• _EXERCISE BRIEF_: Only a number is wanted: the count of lines in this listing that contain "JSON".

• _DATA PROVIDED_:
>> Start

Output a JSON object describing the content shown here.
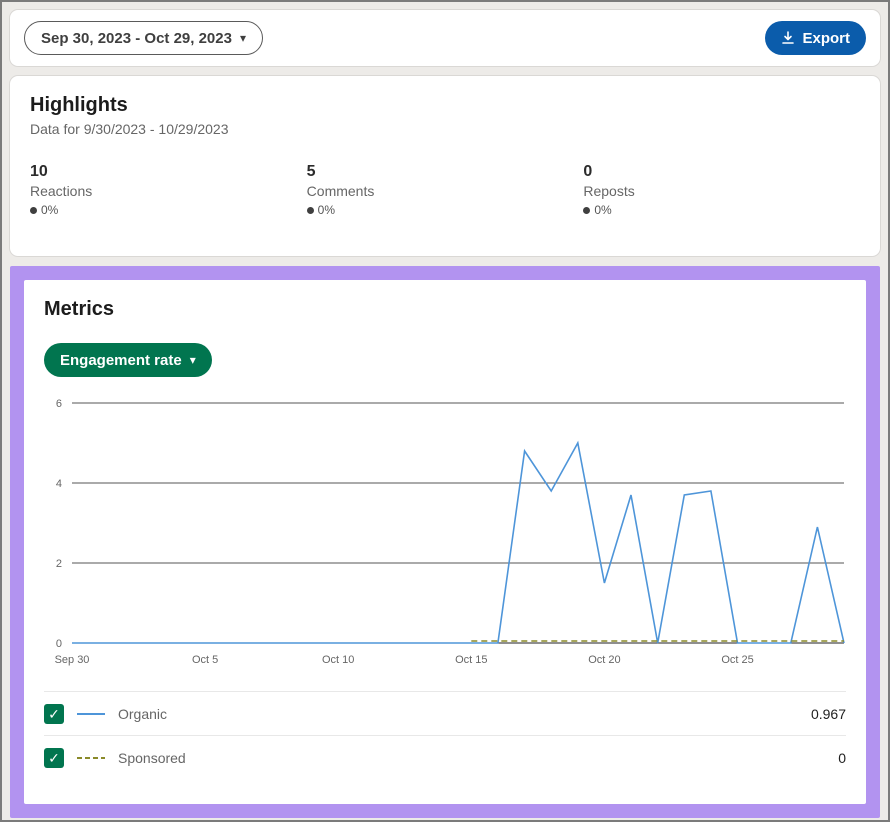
{
  "toolbar": {
    "date_range": "Sep 30, 2023 - Oct 29, 2023",
    "export_label": "Export"
  },
  "highlights": {
    "title": "Highlights",
    "subtitle": "Data for 9/30/2023 - 10/29/2023",
    "stats": [
      {
        "value": "10",
        "label": "Reactions",
        "delta": "0%"
      },
      {
        "value": "5",
        "label": "Comments",
        "delta": "0%"
      },
      {
        "value": "0",
        "label": "Reposts",
        "delta": "0%"
      }
    ]
  },
  "metrics": {
    "title": "Metrics",
    "metric_selector": "Engagement rate",
    "legend": [
      {
        "label": "Organic",
        "value": "0.967",
        "color": "#4e95d9",
        "style": "solid",
        "checked": true
      },
      {
        "label": "Sponsored",
        "value": "0",
        "color": "#8a8a29",
        "style": "dashed",
        "checked": true
      }
    ]
  },
  "chart_data": {
    "type": "line",
    "title": "Engagement rate",
    "x": [
      "Sep 30",
      "Oct 1",
      "Oct 2",
      "Oct 3",
      "Oct 4",
      "Oct 5",
      "Oct 6",
      "Oct 7",
      "Oct 8",
      "Oct 9",
      "Oct 10",
      "Oct 11",
      "Oct 12",
      "Oct 13",
      "Oct 14",
      "Oct 15",
      "Oct 16",
      "Oct 17",
      "Oct 18",
      "Oct 19",
      "Oct 20",
      "Oct 21",
      "Oct 22",
      "Oct 23",
      "Oct 24",
      "Oct 25",
      "Oct 26",
      "Oct 27",
      "Oct 28",
      "Oct 29"
    ],
    "series": [
      {
        "name": "Organic",
        "color": "#4e95d9",
        "style": "solid",
        "values": [
          0,
          0,
          0,
          0,
          0,
          0,
          0,
          0,
          0,
          0,
          0,
          0,
          0,
          0,
          0,
          0,
          0,
          4.8,
          3.8,
          5,
          1.5,
          3.7,
          0,
          3.7,
          3.8,
          0,
          0,
          0,
          2.9,
          0
        ]
      },
      {
        "name": "Sponsored",
        "color": "#8a8a29",
        "style": "dashed",
        "values": [
          null,
          null,
          null,
          null,
          null,
          null,
          null,
          null,
          null,
          null,
          null,
          null,
          null,
          null,
          null,
          0,
          0,
          0,
          0,
          0,
          0,
          0,
          0,
          0,
          0,
          0,
          0,
          0,
          0,
          0
        ]
      }
    ],
    "ylim": [
      0,
      6
    ],
    "yticks": [
      0,
      2,
      4,
      6
    ],
    "xtick_indices": [
      0,
      5,
      10,
      15,
      20,
      25
    ],
    "xtick_labels": [
      "Sep 30",
      "Oct 5",
      "Oct 10",
      "Oct 15",
      "Oct 20",
      "Oct 25"
    ],
    "grid": "horizontal",
    "legend_position": "bottom"
  },
  "colors": {
    "export_blue": "#0b5cab",
    "button_green": "#01754f",
    "organic_blue": "#4e95d9",
    "sponsored_olive": "#8a8a29",
    "highlight_purple": "#b293f0"
  }
}
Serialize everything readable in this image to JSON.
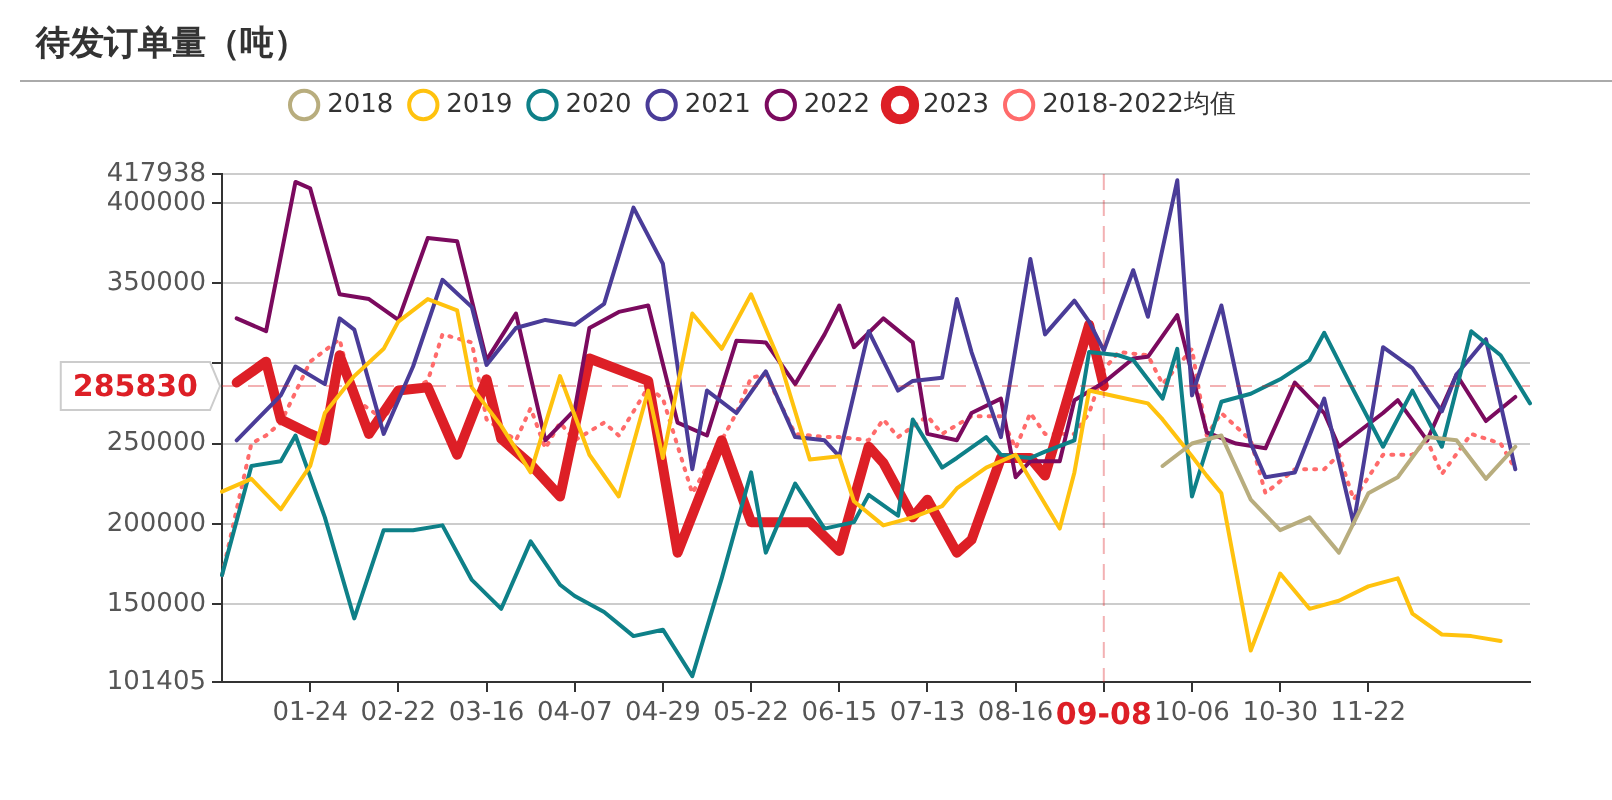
{
  "chart_data": {
    "type": "line",
    "title": "待发订单量（吨）",
    "categories": [
      null,
      null,
      null,
      null,
      null,
      null,
      "01-24",
      null,
      null,
      null,
      null,
      null,
      "02-22",
      null,
      null,
      null,
      null,
      null,
      "03-16",
      null,
      null,
      null,
      null,
      null,
      "04-07",
      null,
      null,
      null,
      null,
      null,
      "04-29",
      null,
      null,
      null,
      null,
      null,
      "05-22",
      null,
      null,
      null,
      null,
      null,
      "06-15",
      null,
      null,
      null,
      null,
      null,
      "07-13",
      null,
      null,
      null,
      null,
      null,
      "08-16",
      null,
      null,
      null,
      null,
      null,
      "09-08",
      null,
      null,
      null,
      null,
      null,
      "10-06",
      null,
      null,
      null,
      null,
      null,
      "10-30",
      null,
      null,
      null,
      null,
      null,
      "11-22",
      null,
      null,
      null,
      null,
      null,
      null,
      null,
      null,
      null,
      null,
      null
    ],
    "series": [
      {
        "name": "2018",
        "color": "#b8ad7e",
        "values": [
          null,
          null,
          null,
          null,
          null,
          null,
          null,
          null,
          null,
          null,
          null,
          null,
          null,
          null,
          null,
          null,
          null,
          null,
          null,
          null,
          null,
          null,
          null,
          null,
          null,
          null,
          null,
          null,
          null,
          null,
          null,
          null,
          null,
          null,
          null,
          null,
          null,
          null,
          null,
          null,
          null,
          null,
          null,
          null,
          null,
          null,
          null,
          null,
          null,
          null,
          null,
          null,
          null,
          null,
          null,
          null,
          null,
          null,
          null,
          null,
          null,
          null,
          null,
          null,
          236000,
          null,
          250000,
          null,
          255000,
          null,
          215000,
          null,
          196000,
          null,
          204000,
          null,
          182000,
          null,
          219000,
          null,
          229000,
          null,
          254000,
          null,
          252000,
          null,
          228000,
          null,
          248000,
          null
        ]
      },
      {
        "name": "2019",
        "color": "#ffc20e",
        "values": [
          220000,
          null,
          228000,
          null,
          209000,
          null,
          236000,
          269000,
          null,
          292000,
          null,
          309000,
          326000,
          null,
          340000,
          null,
          333000,
          285000,
          null,
          261000,
          null,
          232000,
          null,
          292000,
          null,
          243000,
          null,
          217000,
          null,
          283000,
          241000,
          null,
          331000,
          null,
          309000,
          null,
          343000,
          null,
          300000,
          null,
          240000,
          null,
          242000,
          214000,
          null,
          199000,
          null,
          204000,
          null,
          211000,
          222000,
          null,
          235000,
          null,
          243000,
          null,
          null,
          197000,
          232000,
          283000,
          null,
          279000,
          null,
          275000,
          265000,
          null,
          242000,
          230000,
          219000,
          null,
          121000,
          null,
          169000,
          null,
          147000,
          null,
          152000,
          null,
          161000,
          null,
          166000,
          144000,
          null,
          131000,
          null,
          130000,
          null,
          127000,
          null,
          null
        ]
      },
      {
        "name": "2020",
        "color": "#0e8088",
        "values": [
          168000,
          null,
          236000,
          null,
          239000,
          255000,
          null,
          204000,
          null,
          141000,
          null,
          196000,
          null,
          196000,
          null,
          199000,
          null,
          165000,
          null,
          147000,
          null,
          189000,
          null,
          162000,
          155000,
          null,
          145000,
          null,
          130000,
          null,
          134000,
          null,
          105000,
          null,
          166000,
          null,
          232000,
          182000,
          null,
          225000,
          null,
          197000,
          null,
          201000,
          218000,
          null,
          205000,
          265000,
          null,
          235000,
          241000,
          null,
          254000,
          243000,
          null,
          241000,
          245000,
          null,
          252000,
          307000,
          null,
          305000,
          302000,
          null,
          278000,
          309000,
          217000,
          null,
          276000,
          null,
          281000,
          null,
          290000,
          null,
          302000,
          319000,
          null,
          283000,
          null,
          248000,
          null,
          283000,
          null,
          248000,
          null,
          320000,
          null,
          305000,
          null,
          275000
        ]
      },
      {
        "name": "2021",
        "color": "#4a3c98",
        "values": [
          null,
          252000,
          null,
          null,
          280000,
          298000,
          null,
          287000,
          328000,
          321000,
          null,
          256000,
          null,
          298000,
          null,
          352000,
          null,
          335000,
          299000,
          null,
          322000,
          null,
          327000,
          null,
          324000,
          null,
          337000,
          null,
          397000,
          null,
          362000,
          null,
          234000,
          283000,
          null,
          269000,
          null,
          295000,
          null,
          254000,
          null,
          252000,
          242000,
          null,
          320000,
          null,
          283000,
          289000,
          null,
          291000,
          340000,
          307000,
          null,
          254000,
          null,
          365000,
          318000,
          null,
          339000,
          326000,
          308000,
          null,
          358000,
          329000,
          null,
          414000,
          280000,
          null,
          336000,
          null,
          250000,
          229000,
          null,
          232000,
          null,
          278000,
          null,
          200000,
          null,
          310000,
          null,
          297000,
          null,
          270000,
          293000,
          null,
          315000,
          null,
          234000,
          null
        ]
      },
      {
        "name": "2022",
        "color": "#7b0a5e",
        "values": [
          null,
          328000,
          null,
          320000,
          null,
          413000,
          409000,
          null,
          343000,
          null,
          340000,
          null,
          327000,
          null,
          378000,
          null,
          376000,
          null,
          302000,
          null,
          331000,
          null,
          252000,
          null,
          271000,
          322000,
          null,
          332000,
          null,
          336000,
          null,
          263000,
          null,
          255000,
          null,
          314000,
          null,
          313000,
          null,
          287000,
          null,
          318000,
          336000,
          310000,
          null,
          328000,
          null,
          313000,
          256000,
          null,
          252000,
          269000,
          null,
          278000,
          229000,
          239000,
          null,
          239000,
          277000,
          null,
          288000,
          null,
          303000,
          304000,
          null,
          330000,
          null,
          257000,
          null,
          250000,
          null,
          247000,
          null,
          288000,
          null,
          269000,
          248000,
          null,
          null,
          269000,
          277000,
          null,
          252000,
          null,
          293000,
          null,
          264000,
          null,
          279000,
          null
        ]
      },
      {
        "name": "2023",
        "color": "#dd1f26",
        "values": [
          null,
          288000,
          null,
          301000,
          265000,
          null,
          256000,
          252000,
          305000,
          null,
          256000,
          null,
          283000,
          null,
          285000,
          null,
          243000,
          null,
          290000,
          253000,
          null,
          237000,
          null,
          217000,
          null,
          303000,
          null,
          null,
          null,
          289000,
          null,
          182000,
          null,
          null,
          252000,
          null,
          201000,
          null,
          null,
          null,
          201000,
          null,
          183000,
          null,
          248000,
          238000,
          null,
          204000,
          215000,
          null,
          182000,
          190000,
          null,
          241000,
          null,
          241000,
          230000,
          null,
          null,
          324000,
          285830,
          null,
          null,
          null,
          null,
          null,
          null,
          null,
          null,
          null,
          null,
          null,
          null,
          null,
          null,
          null,
          null,
          null,
          null,
          null,
          null,
          null,
          null,
          null,
          null,
          null,
          null,
          null,
          null,
          null
        ]
      },
      {
        "name": "2018-2022均值",
        "color": "#ff6b6b",
        "line_style": "dotted",
        "values": [
          168000,
          null,
          250000,
          255000,
          263000,
          null,
          301000,
          null,
          315000,
          278000,
          null,
          265000,
          280000,
          null,
          289000,
          318000,
          null,
          313000,
          265000,
          null,
          252000,
          272000,
          247000,
          263000,
          252000,
          null,
          263000,
          255000,
          null,
          285000,
          278000,
          null,
          219000,
          null,
          252000,
          269000,
          291000,
          293000,
          null,
          256000,
          null,
          254000,
          254000,
          null,
          252000,
          265000,
          254000,
          null,
          267000,
          256000,
          null,
          267000,
          null,
          267000,
          247000,
          269000,
          256000,
          null,
          256000,
          269000,
          296000,
          307000,
          null,
          305000,
          287000,
          null,
          309000,
          255000,
          269000,
          null,
          252000,
          219000,
          null,
          234000,
          null,
          234000,
          243000,
          215000,
          null,
          243000,
          null,
          243000,
          252000,
          231000,
          null,
          256000,
          null,
          250000,
          234000,
          null
        ]
      }
    ],
    "ylim": [
      101405,
      417938
    ],
    "yticks": [
      101405,
      150000,
      200000,
      250000,
      {
        "value": 300000,
        "label": null
      },
      350000,
      400000,
      417938
    ],
    "grid": "y",
    "legend": "top",
    "line_style": "solid",
    "ref_lines": [
      {
        "axis": "y",
        "value": 285830,
        "label": "285830",
        "color": "#dd1f26",
        "line_style": "dashed"
      },
      {
        "axis": "x",
        "value": "09-08",
        "color": "#dd1f26",
        "line_style": "dashed"
      }
    ]
  }
}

>> End

• _ANSWER TO THE EXERCISE_: 2